Of the lines below, count those containing the word "deserto". Reply with the number alone.

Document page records

# # # # #

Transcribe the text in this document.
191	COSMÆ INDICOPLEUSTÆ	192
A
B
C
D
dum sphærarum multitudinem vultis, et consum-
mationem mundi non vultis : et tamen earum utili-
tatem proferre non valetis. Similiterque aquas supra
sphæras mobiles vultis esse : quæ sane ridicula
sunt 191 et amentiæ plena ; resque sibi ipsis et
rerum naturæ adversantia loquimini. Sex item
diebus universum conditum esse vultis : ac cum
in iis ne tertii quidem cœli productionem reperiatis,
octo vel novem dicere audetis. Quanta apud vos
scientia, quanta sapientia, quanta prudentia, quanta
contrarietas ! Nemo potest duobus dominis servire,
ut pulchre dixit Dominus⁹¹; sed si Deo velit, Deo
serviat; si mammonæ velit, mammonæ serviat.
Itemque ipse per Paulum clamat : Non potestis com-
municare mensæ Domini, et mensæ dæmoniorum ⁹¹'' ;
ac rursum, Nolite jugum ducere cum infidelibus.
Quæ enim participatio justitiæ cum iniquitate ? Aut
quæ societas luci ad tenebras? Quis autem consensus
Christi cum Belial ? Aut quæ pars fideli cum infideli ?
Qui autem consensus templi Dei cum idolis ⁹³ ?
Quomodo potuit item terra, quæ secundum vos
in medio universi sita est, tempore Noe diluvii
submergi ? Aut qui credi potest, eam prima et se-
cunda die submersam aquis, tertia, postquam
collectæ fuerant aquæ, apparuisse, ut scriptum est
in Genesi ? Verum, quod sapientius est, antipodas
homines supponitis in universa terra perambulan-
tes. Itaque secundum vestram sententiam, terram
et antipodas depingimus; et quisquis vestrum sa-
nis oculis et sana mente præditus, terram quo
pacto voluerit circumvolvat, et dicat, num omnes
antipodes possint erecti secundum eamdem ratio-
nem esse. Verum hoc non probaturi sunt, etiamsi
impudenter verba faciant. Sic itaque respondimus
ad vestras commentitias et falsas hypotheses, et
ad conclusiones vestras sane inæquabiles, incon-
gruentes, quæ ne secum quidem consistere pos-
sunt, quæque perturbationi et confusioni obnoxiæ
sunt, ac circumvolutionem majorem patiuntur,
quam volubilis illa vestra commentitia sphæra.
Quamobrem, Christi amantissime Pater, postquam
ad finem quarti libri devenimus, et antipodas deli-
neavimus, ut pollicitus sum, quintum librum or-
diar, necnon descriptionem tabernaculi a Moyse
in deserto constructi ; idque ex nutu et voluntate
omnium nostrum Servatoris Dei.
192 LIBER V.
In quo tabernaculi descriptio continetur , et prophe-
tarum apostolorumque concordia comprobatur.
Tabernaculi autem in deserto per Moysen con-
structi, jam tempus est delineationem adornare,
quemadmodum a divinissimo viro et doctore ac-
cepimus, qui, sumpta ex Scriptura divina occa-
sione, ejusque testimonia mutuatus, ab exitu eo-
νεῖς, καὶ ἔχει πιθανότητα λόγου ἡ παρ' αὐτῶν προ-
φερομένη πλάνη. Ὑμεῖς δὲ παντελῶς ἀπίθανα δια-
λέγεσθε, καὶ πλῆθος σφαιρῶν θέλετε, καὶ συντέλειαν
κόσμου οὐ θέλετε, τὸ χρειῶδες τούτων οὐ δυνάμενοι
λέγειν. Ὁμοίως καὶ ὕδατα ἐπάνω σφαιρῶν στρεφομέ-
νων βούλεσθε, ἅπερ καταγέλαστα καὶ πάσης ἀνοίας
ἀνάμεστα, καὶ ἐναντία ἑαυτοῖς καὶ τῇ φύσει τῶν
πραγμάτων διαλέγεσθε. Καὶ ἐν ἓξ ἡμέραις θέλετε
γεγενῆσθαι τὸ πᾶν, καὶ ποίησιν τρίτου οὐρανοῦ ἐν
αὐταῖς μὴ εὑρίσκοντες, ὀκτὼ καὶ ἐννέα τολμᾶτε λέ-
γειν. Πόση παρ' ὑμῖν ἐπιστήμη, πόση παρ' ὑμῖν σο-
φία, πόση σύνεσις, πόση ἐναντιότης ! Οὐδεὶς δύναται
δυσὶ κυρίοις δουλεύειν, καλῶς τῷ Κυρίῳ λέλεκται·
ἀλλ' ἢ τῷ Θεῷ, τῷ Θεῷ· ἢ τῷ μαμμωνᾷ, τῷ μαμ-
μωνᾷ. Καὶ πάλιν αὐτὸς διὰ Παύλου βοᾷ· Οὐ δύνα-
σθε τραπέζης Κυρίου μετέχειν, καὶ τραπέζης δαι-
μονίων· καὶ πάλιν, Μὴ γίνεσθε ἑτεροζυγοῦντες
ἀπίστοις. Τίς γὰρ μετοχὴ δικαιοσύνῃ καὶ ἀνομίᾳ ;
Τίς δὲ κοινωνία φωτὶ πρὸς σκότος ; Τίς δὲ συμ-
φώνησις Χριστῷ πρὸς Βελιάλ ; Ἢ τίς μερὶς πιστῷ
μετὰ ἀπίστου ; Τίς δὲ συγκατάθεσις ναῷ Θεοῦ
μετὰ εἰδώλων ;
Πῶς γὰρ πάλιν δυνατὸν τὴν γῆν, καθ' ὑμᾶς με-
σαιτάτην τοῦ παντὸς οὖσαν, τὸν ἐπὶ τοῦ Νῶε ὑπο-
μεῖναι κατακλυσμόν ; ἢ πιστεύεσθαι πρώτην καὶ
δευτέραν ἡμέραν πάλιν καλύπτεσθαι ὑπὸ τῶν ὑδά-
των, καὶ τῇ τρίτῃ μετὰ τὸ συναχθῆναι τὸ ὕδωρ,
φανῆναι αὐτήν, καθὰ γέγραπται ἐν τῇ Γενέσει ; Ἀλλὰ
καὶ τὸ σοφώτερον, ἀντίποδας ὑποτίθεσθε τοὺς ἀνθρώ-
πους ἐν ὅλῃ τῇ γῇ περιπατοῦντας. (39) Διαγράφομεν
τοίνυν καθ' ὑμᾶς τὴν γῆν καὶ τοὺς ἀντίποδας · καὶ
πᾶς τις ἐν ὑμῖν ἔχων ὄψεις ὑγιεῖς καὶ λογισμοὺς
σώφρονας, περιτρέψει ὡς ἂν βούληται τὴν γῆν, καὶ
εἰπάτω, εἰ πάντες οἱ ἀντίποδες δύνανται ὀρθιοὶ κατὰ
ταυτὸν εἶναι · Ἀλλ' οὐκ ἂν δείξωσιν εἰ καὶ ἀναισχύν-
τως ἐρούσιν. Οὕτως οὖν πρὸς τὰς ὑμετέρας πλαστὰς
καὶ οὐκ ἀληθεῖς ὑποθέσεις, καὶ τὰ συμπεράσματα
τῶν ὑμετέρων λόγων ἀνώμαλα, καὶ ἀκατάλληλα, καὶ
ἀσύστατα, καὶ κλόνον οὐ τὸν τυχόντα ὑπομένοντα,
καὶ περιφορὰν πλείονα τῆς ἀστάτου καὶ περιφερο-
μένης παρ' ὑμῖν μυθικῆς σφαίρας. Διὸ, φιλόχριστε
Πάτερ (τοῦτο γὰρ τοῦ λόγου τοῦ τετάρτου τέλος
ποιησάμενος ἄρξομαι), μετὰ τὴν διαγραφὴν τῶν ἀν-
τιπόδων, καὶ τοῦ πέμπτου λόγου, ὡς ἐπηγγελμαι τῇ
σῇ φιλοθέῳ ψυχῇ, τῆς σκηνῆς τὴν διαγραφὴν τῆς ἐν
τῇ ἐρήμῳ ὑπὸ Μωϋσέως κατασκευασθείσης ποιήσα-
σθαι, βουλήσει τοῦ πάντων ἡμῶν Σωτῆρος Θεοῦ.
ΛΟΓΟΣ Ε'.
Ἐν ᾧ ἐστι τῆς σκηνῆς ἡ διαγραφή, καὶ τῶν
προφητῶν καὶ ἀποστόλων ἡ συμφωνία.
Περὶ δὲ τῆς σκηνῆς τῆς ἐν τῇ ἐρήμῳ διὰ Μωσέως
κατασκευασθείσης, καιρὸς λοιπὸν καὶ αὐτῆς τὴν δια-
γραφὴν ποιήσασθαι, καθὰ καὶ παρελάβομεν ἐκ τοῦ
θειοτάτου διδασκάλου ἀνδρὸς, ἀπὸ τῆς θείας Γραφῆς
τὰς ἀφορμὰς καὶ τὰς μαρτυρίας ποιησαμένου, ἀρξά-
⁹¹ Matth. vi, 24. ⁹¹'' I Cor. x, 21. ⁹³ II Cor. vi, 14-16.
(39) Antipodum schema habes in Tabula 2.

# # # # #

Result for this task:
2